>> begin

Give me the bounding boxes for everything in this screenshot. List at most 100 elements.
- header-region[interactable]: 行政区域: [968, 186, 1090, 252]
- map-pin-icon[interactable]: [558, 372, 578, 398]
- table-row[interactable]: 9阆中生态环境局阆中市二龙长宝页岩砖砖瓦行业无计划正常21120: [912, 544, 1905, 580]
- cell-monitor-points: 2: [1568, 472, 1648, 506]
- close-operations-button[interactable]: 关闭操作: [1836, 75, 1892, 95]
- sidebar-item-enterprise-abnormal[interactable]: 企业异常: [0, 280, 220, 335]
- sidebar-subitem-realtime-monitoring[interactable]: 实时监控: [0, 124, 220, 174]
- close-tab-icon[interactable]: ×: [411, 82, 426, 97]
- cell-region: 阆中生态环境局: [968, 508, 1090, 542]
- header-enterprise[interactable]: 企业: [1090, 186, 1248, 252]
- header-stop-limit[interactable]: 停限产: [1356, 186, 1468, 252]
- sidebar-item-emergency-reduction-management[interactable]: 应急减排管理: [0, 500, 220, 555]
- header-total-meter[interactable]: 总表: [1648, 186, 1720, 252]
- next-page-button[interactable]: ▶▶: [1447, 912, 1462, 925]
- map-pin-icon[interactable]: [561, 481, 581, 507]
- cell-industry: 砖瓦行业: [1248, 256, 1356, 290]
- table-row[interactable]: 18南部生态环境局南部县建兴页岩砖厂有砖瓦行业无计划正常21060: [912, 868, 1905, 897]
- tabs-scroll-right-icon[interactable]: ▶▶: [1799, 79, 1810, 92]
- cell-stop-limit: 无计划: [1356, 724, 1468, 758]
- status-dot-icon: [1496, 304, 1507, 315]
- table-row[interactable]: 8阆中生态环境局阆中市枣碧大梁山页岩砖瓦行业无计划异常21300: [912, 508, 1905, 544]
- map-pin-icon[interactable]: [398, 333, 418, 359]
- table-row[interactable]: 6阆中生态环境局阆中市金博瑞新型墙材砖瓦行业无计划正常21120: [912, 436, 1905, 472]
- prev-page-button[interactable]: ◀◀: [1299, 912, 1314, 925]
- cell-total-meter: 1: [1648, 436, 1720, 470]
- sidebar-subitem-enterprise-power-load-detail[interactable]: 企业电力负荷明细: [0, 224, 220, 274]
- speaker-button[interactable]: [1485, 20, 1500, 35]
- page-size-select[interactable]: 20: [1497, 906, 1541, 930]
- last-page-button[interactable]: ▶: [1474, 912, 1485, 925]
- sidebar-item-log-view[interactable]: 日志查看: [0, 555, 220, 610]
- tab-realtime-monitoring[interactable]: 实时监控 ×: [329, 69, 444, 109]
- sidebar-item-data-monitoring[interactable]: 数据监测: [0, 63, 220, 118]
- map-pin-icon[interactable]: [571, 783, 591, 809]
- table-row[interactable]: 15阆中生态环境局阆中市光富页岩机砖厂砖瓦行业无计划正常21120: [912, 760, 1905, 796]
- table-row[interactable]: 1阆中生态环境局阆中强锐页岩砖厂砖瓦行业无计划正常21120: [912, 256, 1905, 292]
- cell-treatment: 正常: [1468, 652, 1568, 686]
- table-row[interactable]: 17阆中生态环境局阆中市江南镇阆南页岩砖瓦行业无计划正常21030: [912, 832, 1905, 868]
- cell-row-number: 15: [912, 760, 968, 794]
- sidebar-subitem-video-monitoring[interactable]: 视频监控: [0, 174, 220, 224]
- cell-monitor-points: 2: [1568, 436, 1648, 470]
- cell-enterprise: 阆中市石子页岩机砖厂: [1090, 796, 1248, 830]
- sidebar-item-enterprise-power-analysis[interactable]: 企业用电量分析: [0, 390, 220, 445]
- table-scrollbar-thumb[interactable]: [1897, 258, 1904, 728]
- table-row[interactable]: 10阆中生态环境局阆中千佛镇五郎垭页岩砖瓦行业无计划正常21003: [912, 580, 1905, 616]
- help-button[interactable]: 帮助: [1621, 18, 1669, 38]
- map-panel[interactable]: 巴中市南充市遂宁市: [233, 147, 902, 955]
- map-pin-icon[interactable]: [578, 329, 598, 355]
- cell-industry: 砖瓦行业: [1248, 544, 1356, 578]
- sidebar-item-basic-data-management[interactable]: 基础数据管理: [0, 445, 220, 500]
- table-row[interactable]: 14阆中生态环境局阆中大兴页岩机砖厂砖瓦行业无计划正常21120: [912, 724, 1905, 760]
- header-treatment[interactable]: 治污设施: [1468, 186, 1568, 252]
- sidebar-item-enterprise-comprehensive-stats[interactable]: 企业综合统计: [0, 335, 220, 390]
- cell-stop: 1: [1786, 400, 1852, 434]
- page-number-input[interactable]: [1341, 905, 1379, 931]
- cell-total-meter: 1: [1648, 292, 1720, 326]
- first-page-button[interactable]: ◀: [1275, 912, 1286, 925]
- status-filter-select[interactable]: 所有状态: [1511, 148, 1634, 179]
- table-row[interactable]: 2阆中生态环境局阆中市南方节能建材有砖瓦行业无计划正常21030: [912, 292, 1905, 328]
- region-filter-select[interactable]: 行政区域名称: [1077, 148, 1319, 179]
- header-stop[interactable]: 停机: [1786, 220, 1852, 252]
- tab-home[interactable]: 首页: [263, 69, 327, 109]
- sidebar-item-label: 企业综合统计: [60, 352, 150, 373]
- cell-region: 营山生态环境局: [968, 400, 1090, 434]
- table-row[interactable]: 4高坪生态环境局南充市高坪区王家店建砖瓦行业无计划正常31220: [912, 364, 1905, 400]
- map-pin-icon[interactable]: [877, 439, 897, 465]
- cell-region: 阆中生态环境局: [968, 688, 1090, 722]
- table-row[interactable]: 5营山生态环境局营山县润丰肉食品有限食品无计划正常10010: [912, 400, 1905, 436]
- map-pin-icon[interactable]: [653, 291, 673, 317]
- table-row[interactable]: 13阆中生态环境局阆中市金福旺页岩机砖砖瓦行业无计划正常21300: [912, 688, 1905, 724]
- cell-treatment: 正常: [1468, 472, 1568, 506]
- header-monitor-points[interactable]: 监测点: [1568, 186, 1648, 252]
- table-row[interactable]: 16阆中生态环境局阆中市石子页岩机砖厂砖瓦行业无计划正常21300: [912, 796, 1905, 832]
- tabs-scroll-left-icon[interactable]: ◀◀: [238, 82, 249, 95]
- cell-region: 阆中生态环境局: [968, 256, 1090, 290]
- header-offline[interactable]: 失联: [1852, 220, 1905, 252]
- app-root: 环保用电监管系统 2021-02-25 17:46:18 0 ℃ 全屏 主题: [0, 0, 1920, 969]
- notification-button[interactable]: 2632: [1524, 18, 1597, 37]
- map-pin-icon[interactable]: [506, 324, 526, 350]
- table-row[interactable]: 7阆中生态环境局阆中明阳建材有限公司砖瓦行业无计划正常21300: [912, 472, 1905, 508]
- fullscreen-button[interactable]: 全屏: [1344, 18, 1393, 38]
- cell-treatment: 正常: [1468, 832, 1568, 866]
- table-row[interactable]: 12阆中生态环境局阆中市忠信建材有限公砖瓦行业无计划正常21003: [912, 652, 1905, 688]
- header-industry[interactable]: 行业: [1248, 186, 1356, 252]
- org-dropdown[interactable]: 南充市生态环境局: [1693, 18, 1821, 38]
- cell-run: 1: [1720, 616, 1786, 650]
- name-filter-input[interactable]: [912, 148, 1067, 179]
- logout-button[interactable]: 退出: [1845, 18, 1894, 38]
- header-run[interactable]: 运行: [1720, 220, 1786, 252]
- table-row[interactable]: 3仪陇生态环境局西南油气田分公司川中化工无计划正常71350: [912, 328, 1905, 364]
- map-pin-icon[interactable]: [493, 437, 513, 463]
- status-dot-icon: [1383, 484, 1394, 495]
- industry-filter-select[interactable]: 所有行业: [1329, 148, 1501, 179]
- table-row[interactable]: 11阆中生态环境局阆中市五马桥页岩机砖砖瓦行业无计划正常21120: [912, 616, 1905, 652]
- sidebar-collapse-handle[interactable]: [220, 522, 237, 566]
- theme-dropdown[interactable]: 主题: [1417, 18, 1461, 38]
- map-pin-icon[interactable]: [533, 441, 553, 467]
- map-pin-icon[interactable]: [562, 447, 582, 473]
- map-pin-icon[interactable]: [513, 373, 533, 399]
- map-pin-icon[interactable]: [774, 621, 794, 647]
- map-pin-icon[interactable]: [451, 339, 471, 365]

>> end

### GIVEN INSTRUCTION
Copy out the rows exactly, from the very first one through the row that contains "280, 220, 335]", including both.

### EXERCISE RESULT
Give me the bounding boxes for everything in this screenshot. List at most 100 elements.
- header-region[interactable]: 行政区域: [968, 186, 1090, 252]
- map-pin-icon[interactable]: [558, 372, 578, 398]
- table-row[interactable]: 9阆中生态环境局阆中市二龙长宝页岩砖砖瓦行业无计划正常21120: [912, 544, 1905, 580]
- cell-monitor-points: 2: [1568, 472, 1648, 506]
- close-operations-button[interactable]: 关闭操作: [1836, 75, 1892, 95]
- sidebar-item-enterprise-abnormal[interactable]: 企业异常: [0, 280, 220, 335]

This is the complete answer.